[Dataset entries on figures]
◇ ◇ ◇ ◇ ◇

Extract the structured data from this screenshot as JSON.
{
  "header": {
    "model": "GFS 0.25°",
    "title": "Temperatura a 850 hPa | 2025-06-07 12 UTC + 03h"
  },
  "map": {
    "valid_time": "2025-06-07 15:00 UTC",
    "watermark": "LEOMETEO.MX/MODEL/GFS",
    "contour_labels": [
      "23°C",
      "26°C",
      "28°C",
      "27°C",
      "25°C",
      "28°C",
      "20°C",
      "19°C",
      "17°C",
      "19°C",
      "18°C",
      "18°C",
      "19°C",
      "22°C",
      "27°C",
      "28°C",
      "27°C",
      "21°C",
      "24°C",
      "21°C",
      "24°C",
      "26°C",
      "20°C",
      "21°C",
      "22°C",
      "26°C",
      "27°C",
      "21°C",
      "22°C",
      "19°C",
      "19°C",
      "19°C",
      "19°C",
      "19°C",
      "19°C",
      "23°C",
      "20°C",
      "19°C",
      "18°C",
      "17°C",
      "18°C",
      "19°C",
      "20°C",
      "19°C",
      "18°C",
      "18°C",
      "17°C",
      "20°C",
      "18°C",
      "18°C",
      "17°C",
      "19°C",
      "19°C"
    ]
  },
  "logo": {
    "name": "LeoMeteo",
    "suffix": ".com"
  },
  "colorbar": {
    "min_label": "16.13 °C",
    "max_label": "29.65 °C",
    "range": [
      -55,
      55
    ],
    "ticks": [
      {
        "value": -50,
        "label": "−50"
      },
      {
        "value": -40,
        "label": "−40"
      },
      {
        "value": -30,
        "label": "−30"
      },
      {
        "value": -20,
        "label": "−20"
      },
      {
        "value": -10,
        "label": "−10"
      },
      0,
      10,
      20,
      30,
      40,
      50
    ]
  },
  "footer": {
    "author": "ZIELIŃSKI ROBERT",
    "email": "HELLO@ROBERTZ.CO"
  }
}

◇ ◇ ◇ ◇ ◇

YOUR TASK:
Check each line above for the word "value" and give the number of lines that have it, nothing else.

WRITTEN RESPONSE:
5